Exercise goal
Quote the listing in full, exactly as given, minus any pictures.

## begin

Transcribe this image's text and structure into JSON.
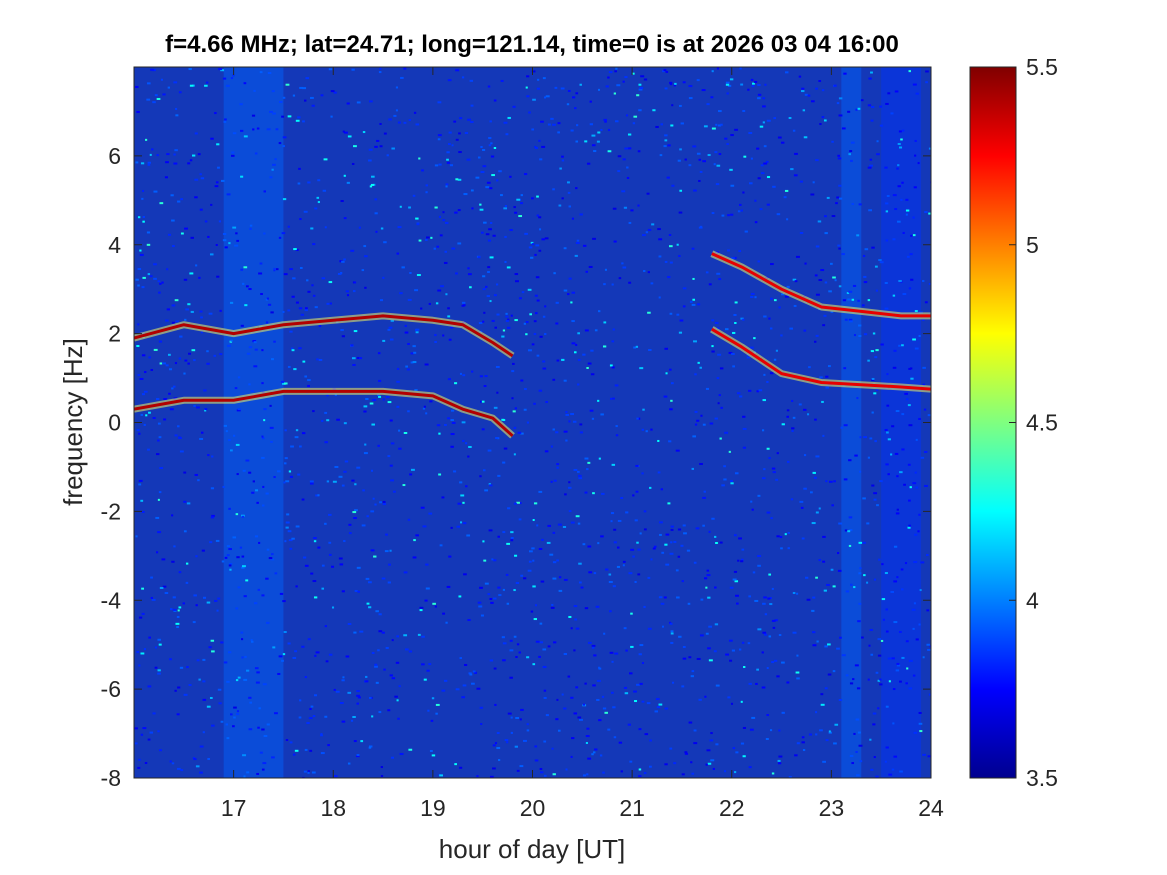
{
  "chart_data": {
    "type": "heatmap",
    "title": "f=4.66 MHz;  lat=24.71; long=121.14, time=0 is at 2026 03 04 16:00",
    "xlabel": "hour of day [UT]",
    "ylabel": "frequency [Hz]",
    "xlim": [
      16,
      24
    ],
    "ylim": [
      -8,
      8
    ],
    "x_ticks": [
      "17",
      "18",
      "19",
      "20",
      "21",
      "22",
      "23",
      "24"
    ],
    "y_ticks": [
      "-8",
      "-6",
      "-4",
      "-2",
      "0",
      "2",
      "4",
      "6"
    ],
    "colorbar": {
      "colormap": "jet",
      "range": [
        3.5,
        5.5
      ],
      "ticks": [
        "3.5",
        "4",
        "4.5",
        "5",
        "5.5"
      ]
    },
    "background_level": 3.7,
    "traces": [
      {
        "x": [
          16.0,
          16.5,
          17.0,
          17.5,
          18.0,
          18.5,
          19.0,
          19.3,
          19.6,
          19.8
        ],
        "y": [
          1.9,
          2.2,
          2.0,
          2.2,
          2.3,
          2.4,
          2.3,
          2.2,
          1.8,
          1.5
        ],
        "level": 5.4
      },
      {
        "x": [
          16.0,
          16.5,
          17.0,
          17.5,
          18.0,
          18.5,
          19.0,
          19.3,
          19.6,
          19.8
        ],
        "y": [
          0.3,
          0.5,
          0.5,
          0.7,
          0.7,
          0.7,
          0.6,
          0.3,
          0.1,
          -0.3
        ],
        "level": 5.4
      },
      {
        "x": [
          21.8,
          22.1,
          22.5,
          22.9,
          23.3,
          23.7,
          24.0
        ],
        "y": [
          3.8,
          3.5,
          3.0,
          2.6,
          2.5,
          2.4,
          2.4
        ],
        "level": 5.3
      },
      {
        "x": [
          21.8,
          22.1,
          22.5,
          22.9,
          23.3,
          23.7,
          24.0
        ],
        "y": [
          2.1,
          1.7,
          1.1,
          0.9,
          0.85,
          0.8,
          0.75
        ],
        "level": 5.3
      }
    ],
    "vertical_bands": [
      {
        "x": [
          16.9,
          17.5
        ],
        "level": 3.95
      },
      {
        "x": [
          23.1,
          23.3
        ],
        "level": 3.95
      },
      {
        "x": [
          23.5,
          23.9
        ],
        "level": 3.85
      }
    ]
  }
}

## end

Task output
Transcribe this image's text and structure into JSON.
{
  "chart_data": {
    "type": "heatmap",
    "title": "f=4.66 MHz;  lat=24.71; long=121.14, time=0 is at 2026 03 04 16:00",
    "xlabel": "hour of day [UT]",
    "ylabel": "frequency [Hz]",
    "xlim": [
      16,
      24
    ],
    "ylim": [
      -8,
      8
    ],
    "x_ticks": [
      "17",
      "18",
      "19",
      "20",
      "21",
      "22",
      "23",
      "24"
    ],
    "y_ticks": [
      "-8",
      "-6",
      "-4",
      "-2",
      "0",
      "2",
      "4",
      "6"
    ],
    "colorbar": {
      "colormap": "jet",
      "range": [
        3.5,
        5.5
      ],
      "ticks": [
        "3.5",
        "4",
        "4.5",
        "5",
        "5.5"
      ]
    },
    "background_level": 3.7,
    "traces": [
      {
        "x": [
          16.0,
          16.5,
          17.0,
          17.5,
          18.0,
          18.5,
          19.0,
          19.3,
          19.6,
          19.8
        ],
        "y": [
          1.9,
          2.2,
          2.0,
          2.2,
          2.3,
          2.4,
          2.3,
          2.2,
          1.8,
          1.5
        ],
        "level": 5.4
      },
      {
        "x": [
          16.0,
          16.5,
          17.0,
          17.5,
          18.0,
          18.5,
          19.0,
          19.3,
          19.6,
          19.8
        ],
        "y": [
          0.3,
          0.5,
          0.5,
          0.7,
          0.7,
          0.7,
          0.6,
          0.3,
          0.1,
          -0.3
        ],
        "level": 5.4
      },
      {
        "x": [
          21.8,
          22.1,
          22.5,
          22.9,
          23.3,
          23.7,
          24.0
        ],
        "y": [
          3.8,
          3.5,
          3.0,
          2.6,
          2.5,
          2.4,
          2.4
        ],
        "level": 5.3
      },
      {
        "x": [
          21.8,
          22.1,
          22.5,
          22.9,
          23.3,
          23.7,
          24.0
        ],
        "y": [
          2.1,
          1.7,
          1.1,
          0.9,
          0.85,
          0.8,
          0.75
        ],
        "level": 5.3
      }
    ],
    "vertical_bands": [
      {
        "x": [
          16.9,
          17.5
        ],
        "level": 3.95
      },
      {
        "x": [
          23.1,
          23.3
        ],
        "level": 3.95
      },
      {
        "x": [
          23.5,
          23.9
        ],
        "level": 3.85
      }
    ]
  }
}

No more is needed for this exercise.